Description of the task:
Report all lines from the entries below in which "Федерации" appears.
** BEGIN Records to use **
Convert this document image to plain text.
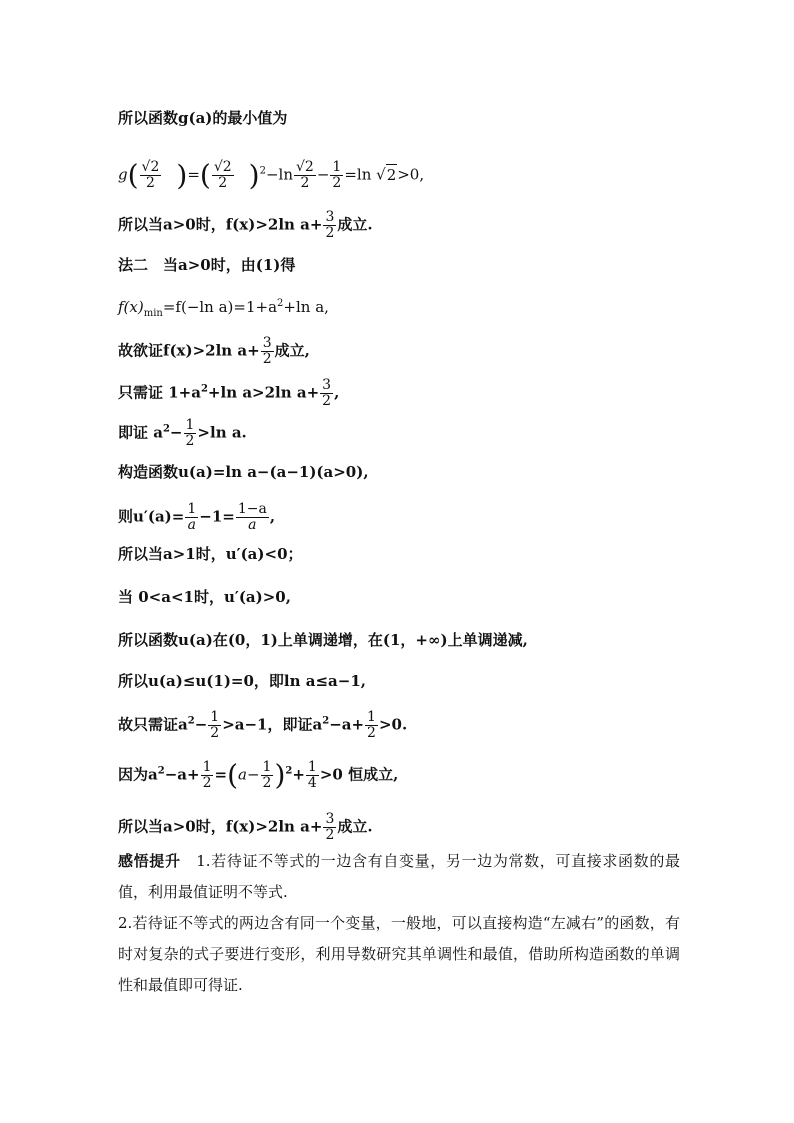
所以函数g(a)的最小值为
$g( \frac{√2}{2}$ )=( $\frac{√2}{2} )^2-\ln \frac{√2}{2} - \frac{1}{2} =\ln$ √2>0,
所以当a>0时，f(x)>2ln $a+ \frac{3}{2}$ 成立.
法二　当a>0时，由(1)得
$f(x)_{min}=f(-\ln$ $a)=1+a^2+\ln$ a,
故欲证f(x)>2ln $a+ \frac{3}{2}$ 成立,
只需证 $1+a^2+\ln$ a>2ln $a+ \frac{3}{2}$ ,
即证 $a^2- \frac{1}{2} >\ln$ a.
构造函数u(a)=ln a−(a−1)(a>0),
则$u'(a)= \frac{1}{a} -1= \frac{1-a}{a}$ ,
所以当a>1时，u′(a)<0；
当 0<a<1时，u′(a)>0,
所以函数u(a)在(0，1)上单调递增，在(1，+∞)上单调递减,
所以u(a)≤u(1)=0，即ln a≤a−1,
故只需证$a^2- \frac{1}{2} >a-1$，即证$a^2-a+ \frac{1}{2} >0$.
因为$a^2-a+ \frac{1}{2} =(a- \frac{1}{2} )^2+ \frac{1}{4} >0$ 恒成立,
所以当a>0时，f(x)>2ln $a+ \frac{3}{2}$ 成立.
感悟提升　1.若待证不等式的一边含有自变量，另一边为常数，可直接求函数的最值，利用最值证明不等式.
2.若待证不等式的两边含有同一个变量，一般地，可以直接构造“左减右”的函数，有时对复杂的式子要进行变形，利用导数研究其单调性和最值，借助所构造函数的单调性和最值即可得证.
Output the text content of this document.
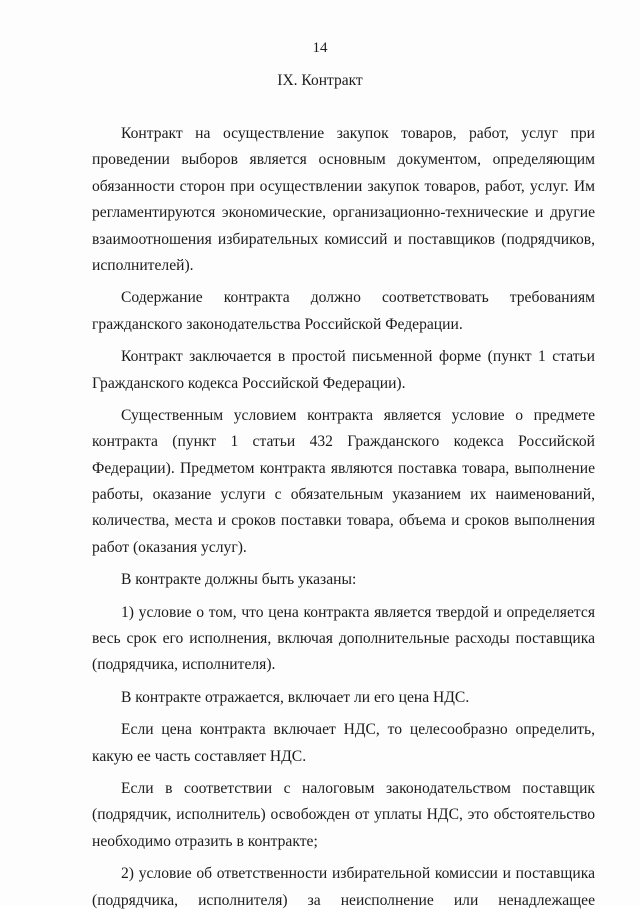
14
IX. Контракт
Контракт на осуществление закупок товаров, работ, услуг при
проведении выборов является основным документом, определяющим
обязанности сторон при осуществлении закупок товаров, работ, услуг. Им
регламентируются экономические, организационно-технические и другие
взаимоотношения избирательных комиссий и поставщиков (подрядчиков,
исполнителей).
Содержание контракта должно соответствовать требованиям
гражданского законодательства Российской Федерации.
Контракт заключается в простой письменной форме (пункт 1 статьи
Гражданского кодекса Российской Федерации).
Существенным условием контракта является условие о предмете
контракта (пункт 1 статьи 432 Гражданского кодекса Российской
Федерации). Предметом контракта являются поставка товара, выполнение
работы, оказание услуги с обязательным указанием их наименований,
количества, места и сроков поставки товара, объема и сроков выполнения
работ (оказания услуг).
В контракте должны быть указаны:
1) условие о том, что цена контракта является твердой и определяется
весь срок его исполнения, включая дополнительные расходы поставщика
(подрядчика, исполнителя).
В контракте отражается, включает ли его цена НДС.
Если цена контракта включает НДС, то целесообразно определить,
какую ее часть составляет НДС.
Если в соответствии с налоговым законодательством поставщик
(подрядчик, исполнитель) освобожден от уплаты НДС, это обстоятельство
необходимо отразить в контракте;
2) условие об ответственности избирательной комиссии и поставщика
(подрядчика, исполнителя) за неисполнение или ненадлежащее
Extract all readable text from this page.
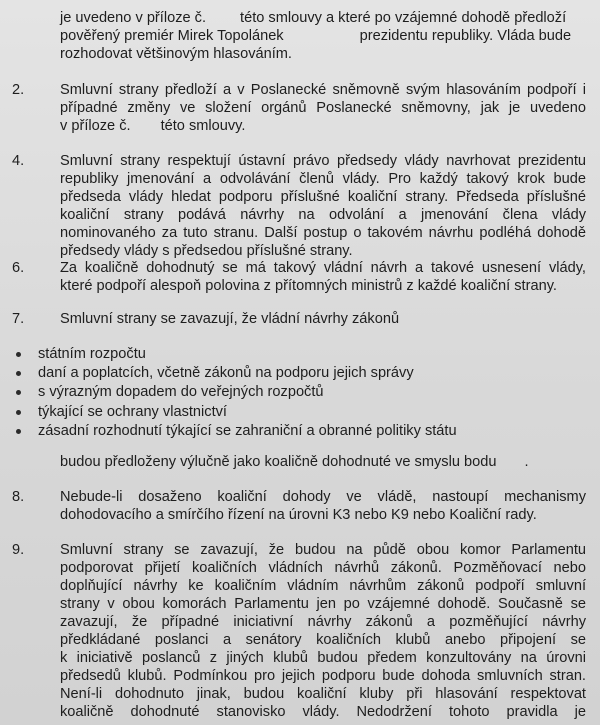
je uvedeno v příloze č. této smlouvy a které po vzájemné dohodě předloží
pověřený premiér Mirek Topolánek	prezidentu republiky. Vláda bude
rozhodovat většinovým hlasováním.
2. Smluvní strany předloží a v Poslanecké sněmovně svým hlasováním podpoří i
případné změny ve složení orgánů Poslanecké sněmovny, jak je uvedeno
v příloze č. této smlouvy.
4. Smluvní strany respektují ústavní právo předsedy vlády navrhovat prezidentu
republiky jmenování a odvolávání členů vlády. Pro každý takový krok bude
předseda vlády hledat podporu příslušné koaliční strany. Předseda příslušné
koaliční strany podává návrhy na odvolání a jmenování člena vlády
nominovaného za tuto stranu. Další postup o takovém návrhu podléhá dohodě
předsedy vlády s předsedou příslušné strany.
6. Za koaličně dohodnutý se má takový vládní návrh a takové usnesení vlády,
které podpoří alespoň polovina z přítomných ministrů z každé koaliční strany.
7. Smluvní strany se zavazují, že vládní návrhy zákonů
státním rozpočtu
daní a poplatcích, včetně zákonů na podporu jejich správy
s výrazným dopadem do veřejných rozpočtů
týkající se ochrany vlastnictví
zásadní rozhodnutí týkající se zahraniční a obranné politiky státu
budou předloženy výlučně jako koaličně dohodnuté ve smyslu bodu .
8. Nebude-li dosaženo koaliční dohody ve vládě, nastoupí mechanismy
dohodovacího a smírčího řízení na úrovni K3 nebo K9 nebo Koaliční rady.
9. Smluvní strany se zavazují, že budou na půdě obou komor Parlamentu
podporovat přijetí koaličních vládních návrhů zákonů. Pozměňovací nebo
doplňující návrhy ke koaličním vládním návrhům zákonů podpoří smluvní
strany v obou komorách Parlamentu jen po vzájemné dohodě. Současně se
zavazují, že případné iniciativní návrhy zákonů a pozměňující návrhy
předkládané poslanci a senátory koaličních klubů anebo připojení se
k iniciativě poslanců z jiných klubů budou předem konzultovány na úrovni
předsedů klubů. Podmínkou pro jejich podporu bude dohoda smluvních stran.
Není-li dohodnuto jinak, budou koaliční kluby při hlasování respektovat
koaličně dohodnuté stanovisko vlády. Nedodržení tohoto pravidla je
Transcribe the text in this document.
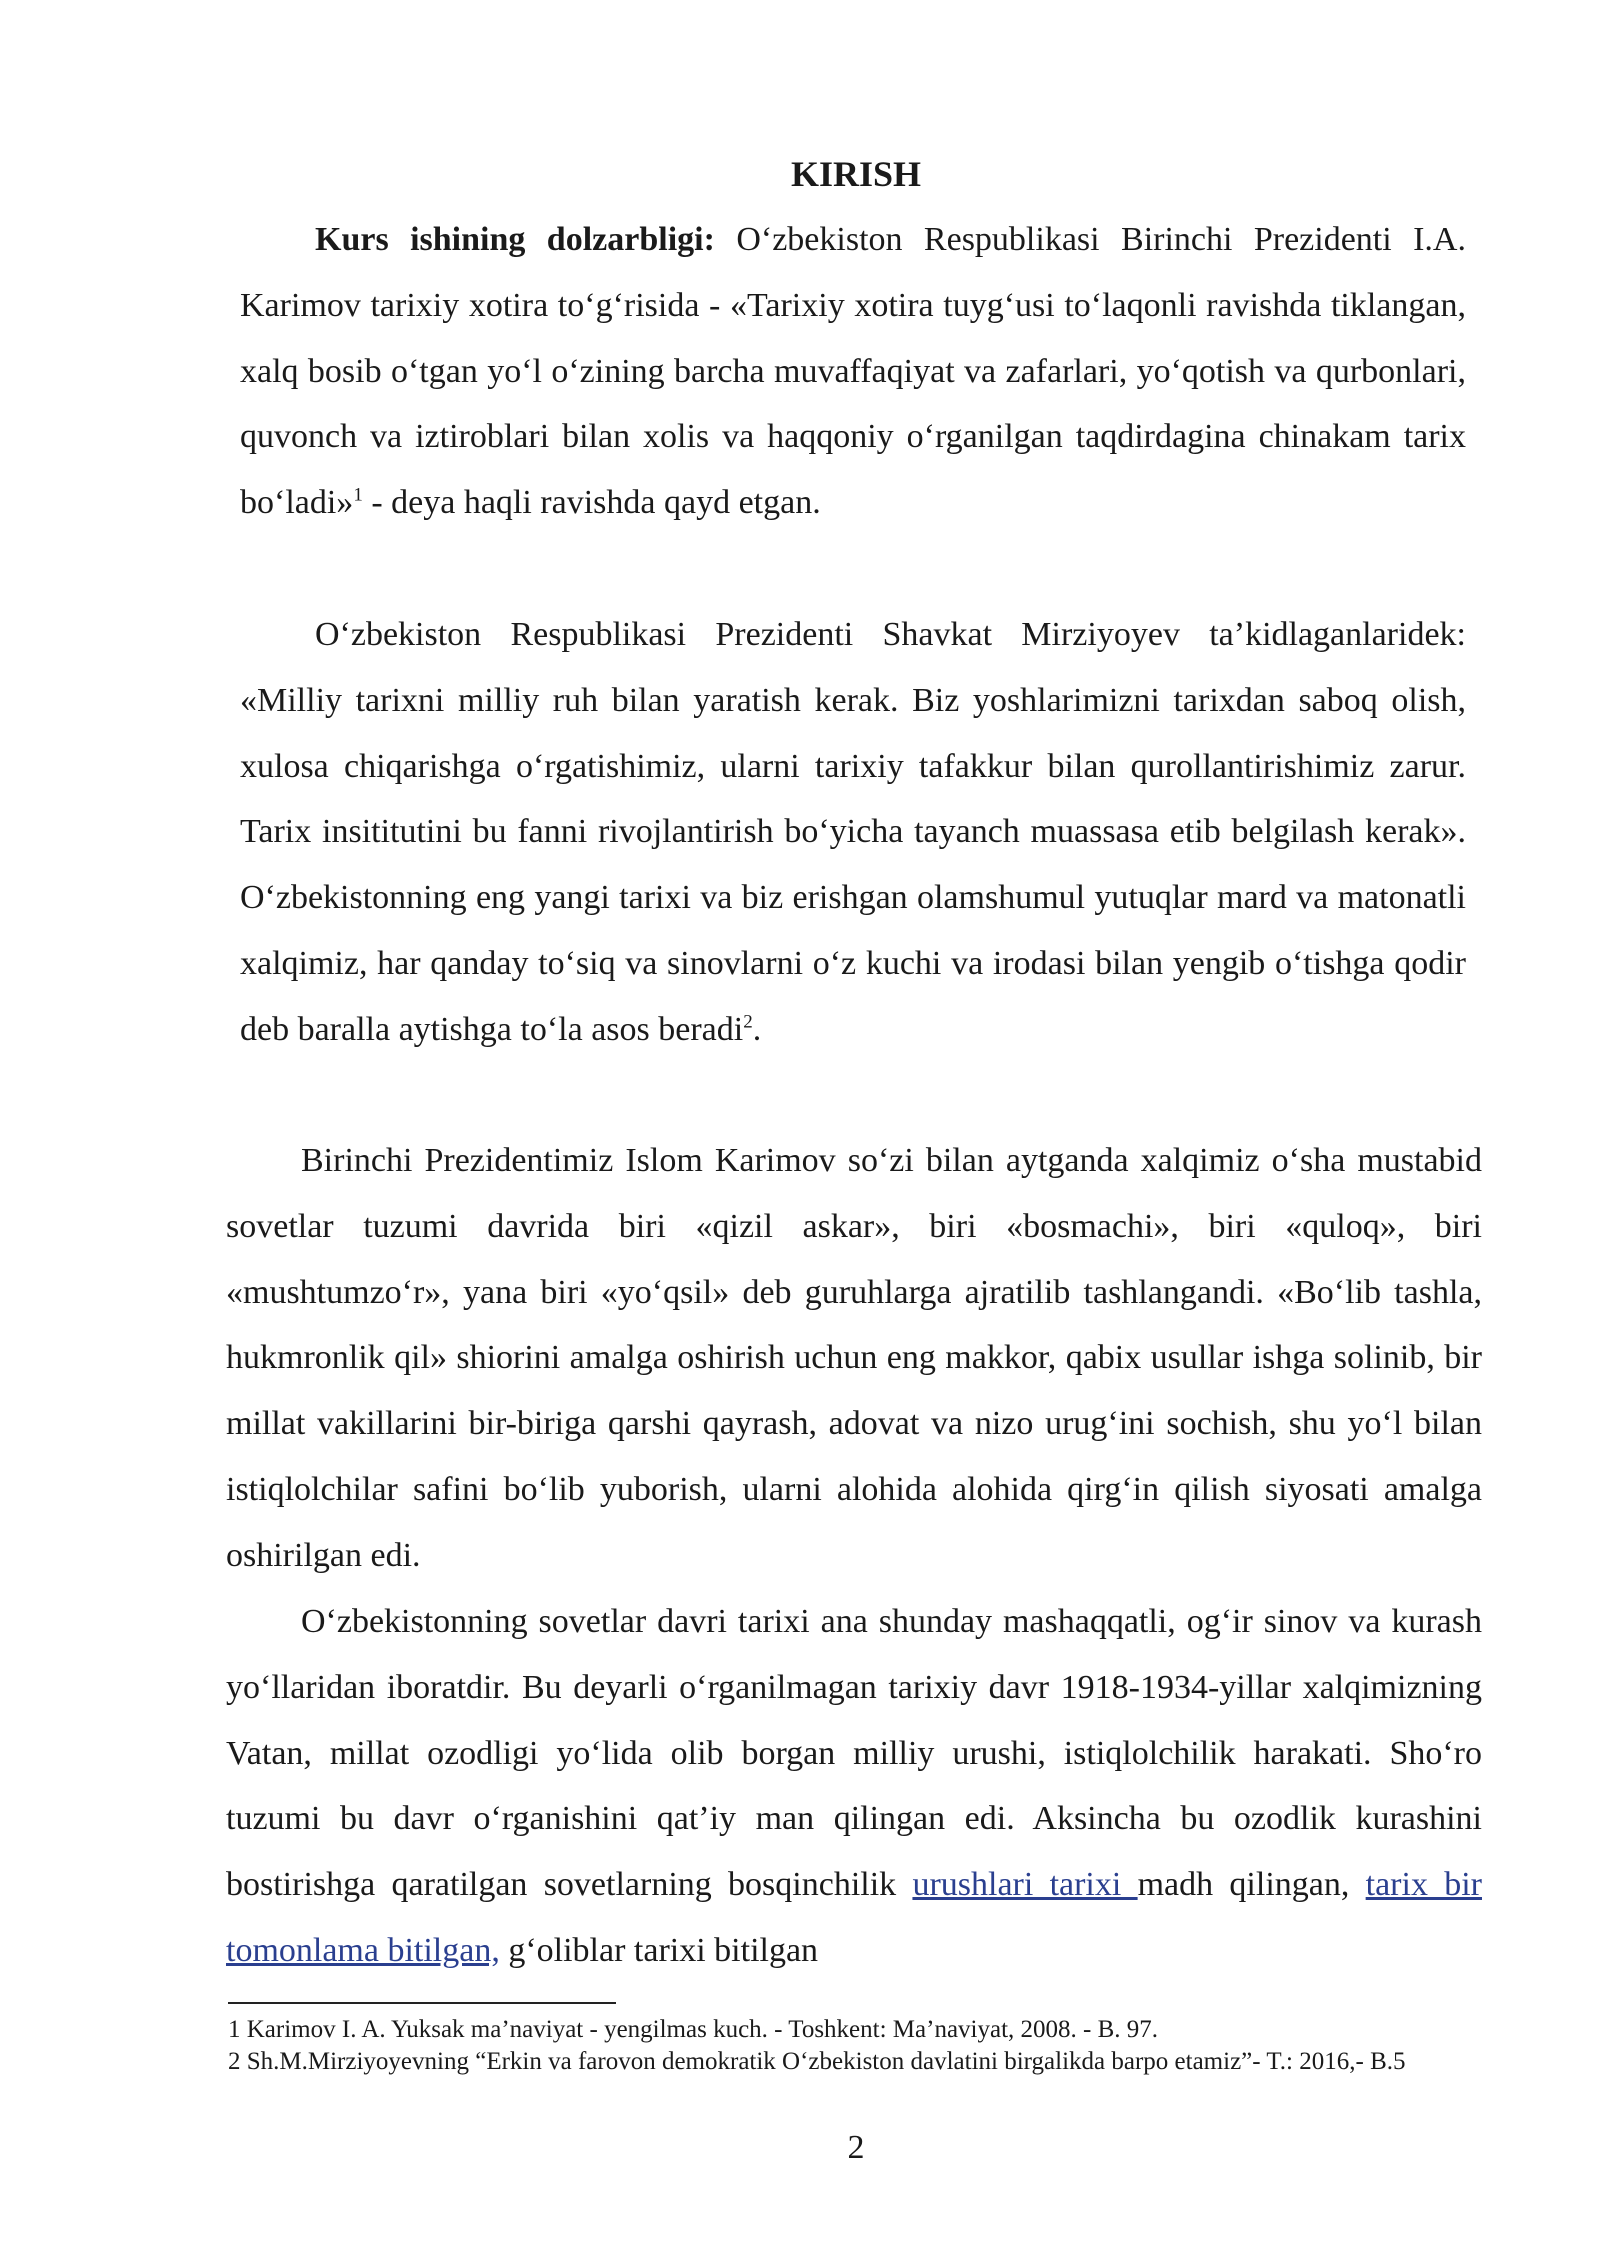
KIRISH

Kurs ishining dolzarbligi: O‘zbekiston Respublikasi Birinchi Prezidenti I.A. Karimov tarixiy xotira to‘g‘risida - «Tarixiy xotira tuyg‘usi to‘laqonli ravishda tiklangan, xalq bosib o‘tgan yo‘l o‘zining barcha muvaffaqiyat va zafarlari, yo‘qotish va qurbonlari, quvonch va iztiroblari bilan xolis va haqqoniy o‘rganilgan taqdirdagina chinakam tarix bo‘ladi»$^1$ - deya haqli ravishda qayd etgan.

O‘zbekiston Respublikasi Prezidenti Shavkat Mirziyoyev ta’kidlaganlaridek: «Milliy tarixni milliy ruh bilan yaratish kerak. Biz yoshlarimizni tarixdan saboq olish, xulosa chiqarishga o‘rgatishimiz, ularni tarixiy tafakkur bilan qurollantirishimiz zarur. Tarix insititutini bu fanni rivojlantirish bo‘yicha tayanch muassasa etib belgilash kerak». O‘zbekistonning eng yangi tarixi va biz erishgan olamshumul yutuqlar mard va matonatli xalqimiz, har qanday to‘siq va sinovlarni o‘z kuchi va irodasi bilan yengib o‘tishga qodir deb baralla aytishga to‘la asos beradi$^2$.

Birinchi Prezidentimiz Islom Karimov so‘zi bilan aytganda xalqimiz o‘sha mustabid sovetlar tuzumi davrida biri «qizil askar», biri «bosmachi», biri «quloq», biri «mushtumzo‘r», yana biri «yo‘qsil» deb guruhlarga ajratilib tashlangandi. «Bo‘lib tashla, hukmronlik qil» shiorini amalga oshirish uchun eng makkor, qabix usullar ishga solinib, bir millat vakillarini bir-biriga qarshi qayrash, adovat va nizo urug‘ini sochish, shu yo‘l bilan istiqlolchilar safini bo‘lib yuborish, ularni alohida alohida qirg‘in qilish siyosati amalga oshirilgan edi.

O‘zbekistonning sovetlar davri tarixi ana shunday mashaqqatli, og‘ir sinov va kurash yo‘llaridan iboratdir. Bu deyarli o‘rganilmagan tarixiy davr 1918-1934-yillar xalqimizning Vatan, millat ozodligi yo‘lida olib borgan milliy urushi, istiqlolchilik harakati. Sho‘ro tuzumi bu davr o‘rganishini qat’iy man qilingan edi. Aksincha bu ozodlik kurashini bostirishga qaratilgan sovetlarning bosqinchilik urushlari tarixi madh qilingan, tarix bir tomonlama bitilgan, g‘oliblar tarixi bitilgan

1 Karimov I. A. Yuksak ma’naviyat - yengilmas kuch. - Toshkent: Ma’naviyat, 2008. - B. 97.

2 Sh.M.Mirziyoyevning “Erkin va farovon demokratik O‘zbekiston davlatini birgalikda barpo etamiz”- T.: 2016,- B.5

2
** END Records to use **
Finished answer:
гражданского законодательства Российской Федерации.
Гражданского кодекса Российской Федерации).
Федерации). Предметом контракта являются поставка товара, выполнение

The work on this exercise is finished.